## START Supplied material

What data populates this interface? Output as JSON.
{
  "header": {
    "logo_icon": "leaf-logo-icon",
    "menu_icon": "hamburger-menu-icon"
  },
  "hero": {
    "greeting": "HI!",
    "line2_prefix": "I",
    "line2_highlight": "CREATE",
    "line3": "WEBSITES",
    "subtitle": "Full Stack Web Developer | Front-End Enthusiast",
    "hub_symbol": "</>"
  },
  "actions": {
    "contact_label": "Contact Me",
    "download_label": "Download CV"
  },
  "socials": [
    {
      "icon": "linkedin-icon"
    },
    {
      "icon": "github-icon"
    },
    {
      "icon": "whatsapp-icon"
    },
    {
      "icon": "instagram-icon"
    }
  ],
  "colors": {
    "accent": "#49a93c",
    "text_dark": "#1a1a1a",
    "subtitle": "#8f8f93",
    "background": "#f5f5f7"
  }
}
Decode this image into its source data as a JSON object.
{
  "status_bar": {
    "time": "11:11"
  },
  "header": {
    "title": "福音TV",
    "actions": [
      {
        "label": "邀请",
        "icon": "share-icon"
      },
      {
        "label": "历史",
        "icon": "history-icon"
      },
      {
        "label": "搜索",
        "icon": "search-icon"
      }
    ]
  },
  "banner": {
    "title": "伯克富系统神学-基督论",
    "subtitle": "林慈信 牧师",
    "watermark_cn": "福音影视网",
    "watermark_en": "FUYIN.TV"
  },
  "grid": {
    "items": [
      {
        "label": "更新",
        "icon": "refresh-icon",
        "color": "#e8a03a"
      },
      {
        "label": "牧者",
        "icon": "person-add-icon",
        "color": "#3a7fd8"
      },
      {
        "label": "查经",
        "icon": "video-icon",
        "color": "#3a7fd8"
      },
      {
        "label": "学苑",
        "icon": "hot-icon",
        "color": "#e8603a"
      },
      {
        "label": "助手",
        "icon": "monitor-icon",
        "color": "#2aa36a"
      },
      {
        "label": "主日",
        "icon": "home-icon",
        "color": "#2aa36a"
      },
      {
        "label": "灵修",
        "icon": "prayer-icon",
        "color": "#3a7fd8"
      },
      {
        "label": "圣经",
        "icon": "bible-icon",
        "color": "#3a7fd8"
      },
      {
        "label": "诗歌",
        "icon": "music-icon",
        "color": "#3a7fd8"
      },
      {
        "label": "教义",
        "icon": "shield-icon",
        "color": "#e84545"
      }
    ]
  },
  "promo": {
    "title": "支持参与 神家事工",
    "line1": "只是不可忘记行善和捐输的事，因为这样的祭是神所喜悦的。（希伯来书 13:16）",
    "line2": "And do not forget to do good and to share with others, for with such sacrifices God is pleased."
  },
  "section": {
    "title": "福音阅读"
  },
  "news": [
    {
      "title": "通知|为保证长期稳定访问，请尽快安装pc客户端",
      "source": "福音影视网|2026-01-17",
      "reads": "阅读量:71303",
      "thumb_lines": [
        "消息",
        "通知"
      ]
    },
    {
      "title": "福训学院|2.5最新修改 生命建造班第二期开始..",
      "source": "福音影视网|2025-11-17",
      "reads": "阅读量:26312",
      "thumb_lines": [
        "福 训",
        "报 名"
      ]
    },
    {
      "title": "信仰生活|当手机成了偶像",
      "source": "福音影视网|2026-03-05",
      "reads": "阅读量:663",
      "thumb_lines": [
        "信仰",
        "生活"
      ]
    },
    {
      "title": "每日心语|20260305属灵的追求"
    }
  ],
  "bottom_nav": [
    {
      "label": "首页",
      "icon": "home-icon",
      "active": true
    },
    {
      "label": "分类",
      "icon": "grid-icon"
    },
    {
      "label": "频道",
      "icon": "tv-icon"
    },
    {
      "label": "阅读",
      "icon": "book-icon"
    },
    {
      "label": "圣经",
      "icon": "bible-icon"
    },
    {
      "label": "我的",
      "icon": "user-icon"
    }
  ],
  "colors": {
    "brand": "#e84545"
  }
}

## END Supplied material
## START Supplied material

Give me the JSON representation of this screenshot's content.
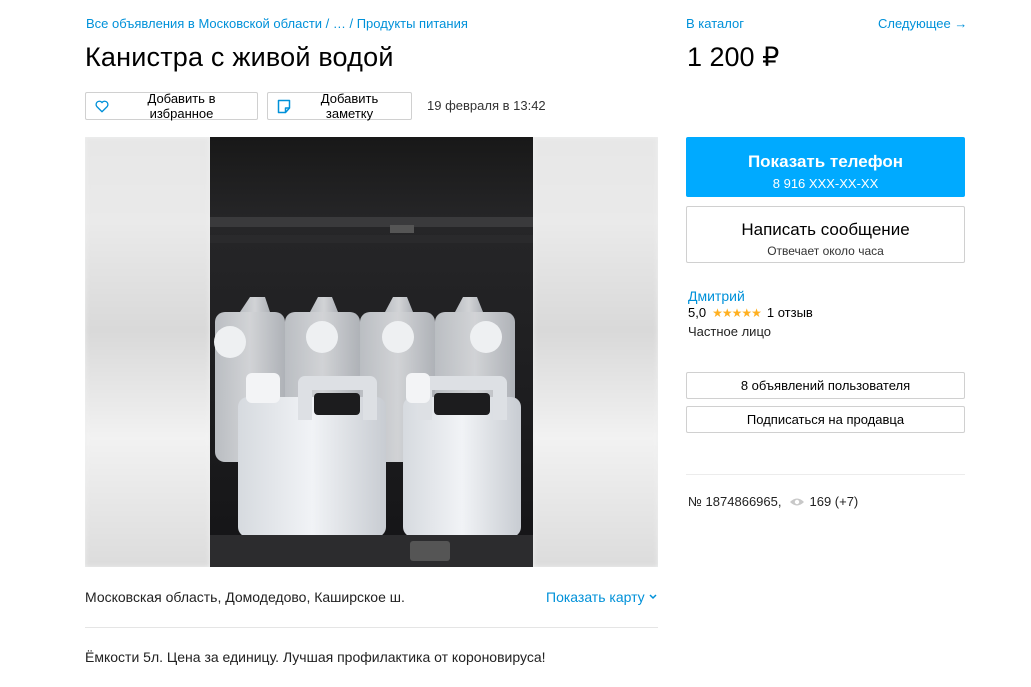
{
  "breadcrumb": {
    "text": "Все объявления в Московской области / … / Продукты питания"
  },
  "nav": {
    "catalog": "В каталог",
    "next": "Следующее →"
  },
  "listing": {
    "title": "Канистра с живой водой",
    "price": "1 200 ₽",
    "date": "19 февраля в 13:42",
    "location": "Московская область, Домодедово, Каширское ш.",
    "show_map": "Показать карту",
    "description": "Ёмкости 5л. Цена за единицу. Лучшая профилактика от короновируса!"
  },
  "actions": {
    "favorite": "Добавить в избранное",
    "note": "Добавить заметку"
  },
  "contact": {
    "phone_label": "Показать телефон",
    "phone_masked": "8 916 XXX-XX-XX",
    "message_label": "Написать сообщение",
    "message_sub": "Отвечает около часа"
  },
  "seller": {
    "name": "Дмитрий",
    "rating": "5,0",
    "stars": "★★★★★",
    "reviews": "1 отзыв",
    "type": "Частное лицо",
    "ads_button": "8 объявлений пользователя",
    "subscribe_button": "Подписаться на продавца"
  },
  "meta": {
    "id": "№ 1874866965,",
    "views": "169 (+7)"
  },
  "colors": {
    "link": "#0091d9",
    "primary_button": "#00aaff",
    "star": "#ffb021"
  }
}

## END Supplied material

Your task is to gather all lines from the entries above that hold the word "data".

_Right answer:_
What data populates this interface? Output as JSON.
Decode this image into its source data as a JSON object.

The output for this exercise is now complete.